> To do
Return the number of lines in which the word "open" appears; add nothing else.

+ + + + + + +

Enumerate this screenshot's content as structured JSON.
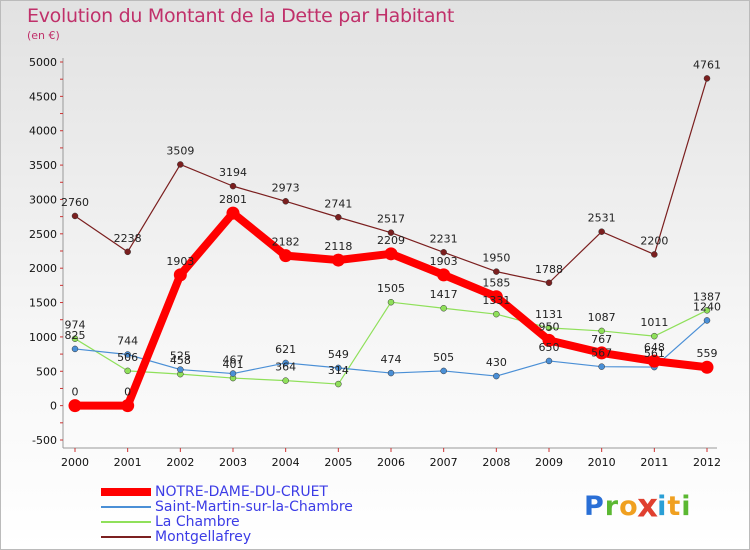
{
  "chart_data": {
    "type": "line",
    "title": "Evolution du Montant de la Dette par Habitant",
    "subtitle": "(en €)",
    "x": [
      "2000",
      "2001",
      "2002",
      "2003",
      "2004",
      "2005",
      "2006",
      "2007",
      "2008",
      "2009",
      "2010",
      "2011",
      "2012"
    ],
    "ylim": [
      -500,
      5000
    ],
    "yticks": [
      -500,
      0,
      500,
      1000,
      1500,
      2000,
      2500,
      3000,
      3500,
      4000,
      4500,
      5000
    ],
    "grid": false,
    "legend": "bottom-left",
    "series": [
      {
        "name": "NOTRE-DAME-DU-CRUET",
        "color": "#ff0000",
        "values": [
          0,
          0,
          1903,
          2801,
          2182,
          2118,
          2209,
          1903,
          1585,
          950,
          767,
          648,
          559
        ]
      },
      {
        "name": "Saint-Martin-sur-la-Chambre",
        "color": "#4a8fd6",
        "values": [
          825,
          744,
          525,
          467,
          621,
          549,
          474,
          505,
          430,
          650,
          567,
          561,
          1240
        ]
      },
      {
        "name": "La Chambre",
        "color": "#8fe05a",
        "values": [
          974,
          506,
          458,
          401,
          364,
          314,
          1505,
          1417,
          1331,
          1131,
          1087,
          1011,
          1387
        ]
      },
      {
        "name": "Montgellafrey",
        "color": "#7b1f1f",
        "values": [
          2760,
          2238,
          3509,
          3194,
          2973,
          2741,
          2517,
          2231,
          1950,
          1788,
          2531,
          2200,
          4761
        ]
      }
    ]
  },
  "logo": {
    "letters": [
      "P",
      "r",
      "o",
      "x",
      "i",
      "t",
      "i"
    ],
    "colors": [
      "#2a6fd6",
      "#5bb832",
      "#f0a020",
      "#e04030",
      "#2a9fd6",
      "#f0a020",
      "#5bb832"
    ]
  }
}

+ + + + + + +

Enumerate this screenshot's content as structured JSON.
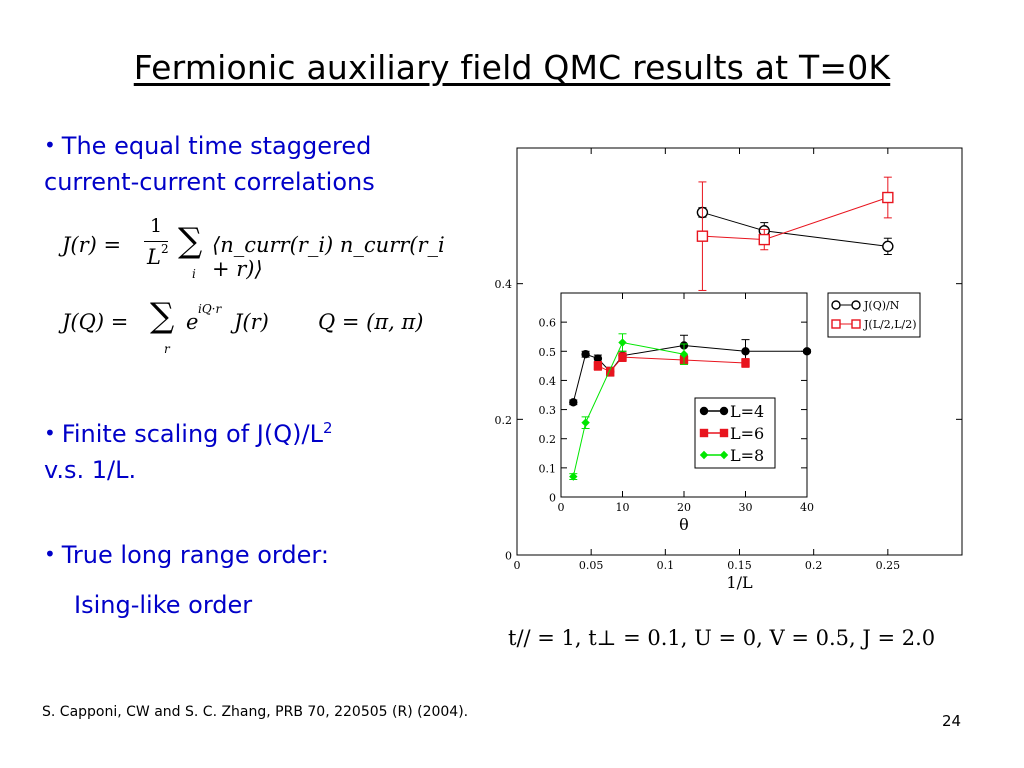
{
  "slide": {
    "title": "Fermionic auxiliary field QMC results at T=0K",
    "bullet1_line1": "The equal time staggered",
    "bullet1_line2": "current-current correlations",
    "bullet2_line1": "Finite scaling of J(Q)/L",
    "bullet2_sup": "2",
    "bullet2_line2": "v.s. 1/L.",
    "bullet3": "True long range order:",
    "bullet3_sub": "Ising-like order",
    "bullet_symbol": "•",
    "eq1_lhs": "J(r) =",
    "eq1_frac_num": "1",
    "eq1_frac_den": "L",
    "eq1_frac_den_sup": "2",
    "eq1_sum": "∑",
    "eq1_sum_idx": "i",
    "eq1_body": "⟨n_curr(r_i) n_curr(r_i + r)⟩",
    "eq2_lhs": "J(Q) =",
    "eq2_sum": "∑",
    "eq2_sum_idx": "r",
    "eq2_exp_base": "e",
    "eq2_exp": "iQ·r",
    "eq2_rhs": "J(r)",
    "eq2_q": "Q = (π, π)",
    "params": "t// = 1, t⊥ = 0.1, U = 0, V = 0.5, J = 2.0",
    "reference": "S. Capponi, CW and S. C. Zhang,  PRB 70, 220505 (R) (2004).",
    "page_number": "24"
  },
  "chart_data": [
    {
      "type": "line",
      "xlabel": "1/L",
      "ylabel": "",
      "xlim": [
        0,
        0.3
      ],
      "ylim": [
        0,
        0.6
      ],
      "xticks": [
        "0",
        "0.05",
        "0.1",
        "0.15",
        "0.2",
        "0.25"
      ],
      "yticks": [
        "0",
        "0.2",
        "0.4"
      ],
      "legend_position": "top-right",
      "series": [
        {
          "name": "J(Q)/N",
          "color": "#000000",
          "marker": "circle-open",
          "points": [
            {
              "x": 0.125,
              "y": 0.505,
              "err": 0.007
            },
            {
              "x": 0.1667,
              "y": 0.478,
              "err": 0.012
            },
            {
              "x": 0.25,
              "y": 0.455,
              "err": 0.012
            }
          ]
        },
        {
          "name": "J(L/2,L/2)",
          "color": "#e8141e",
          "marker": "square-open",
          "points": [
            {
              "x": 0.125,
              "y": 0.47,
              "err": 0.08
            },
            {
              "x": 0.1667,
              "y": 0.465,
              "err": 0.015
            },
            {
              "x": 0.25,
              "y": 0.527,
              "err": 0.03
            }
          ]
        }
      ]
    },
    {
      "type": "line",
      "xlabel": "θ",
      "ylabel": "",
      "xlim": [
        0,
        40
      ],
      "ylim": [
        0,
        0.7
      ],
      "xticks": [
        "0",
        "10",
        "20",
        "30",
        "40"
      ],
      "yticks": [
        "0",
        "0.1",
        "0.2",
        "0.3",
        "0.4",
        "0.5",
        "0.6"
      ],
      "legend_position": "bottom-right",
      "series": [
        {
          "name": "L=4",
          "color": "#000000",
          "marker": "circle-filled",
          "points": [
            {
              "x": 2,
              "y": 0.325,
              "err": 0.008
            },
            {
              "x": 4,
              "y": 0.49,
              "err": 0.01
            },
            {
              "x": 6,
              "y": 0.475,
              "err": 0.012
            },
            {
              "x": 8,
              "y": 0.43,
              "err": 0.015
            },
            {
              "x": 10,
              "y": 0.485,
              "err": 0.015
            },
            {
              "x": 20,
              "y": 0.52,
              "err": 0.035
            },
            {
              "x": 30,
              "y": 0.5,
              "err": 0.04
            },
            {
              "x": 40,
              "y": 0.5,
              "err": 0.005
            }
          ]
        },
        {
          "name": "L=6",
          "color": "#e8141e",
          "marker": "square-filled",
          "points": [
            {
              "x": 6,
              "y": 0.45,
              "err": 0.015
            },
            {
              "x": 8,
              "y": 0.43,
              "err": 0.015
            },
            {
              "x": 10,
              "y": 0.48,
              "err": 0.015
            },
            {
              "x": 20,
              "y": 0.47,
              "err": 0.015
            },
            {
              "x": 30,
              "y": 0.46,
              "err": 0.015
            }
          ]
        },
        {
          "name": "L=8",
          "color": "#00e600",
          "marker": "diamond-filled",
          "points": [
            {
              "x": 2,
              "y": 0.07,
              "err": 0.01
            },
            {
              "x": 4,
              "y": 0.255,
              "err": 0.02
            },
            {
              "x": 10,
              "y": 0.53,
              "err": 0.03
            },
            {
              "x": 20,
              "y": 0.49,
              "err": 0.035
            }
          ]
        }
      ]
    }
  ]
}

+ + + + + + +

> Solution for this problem
2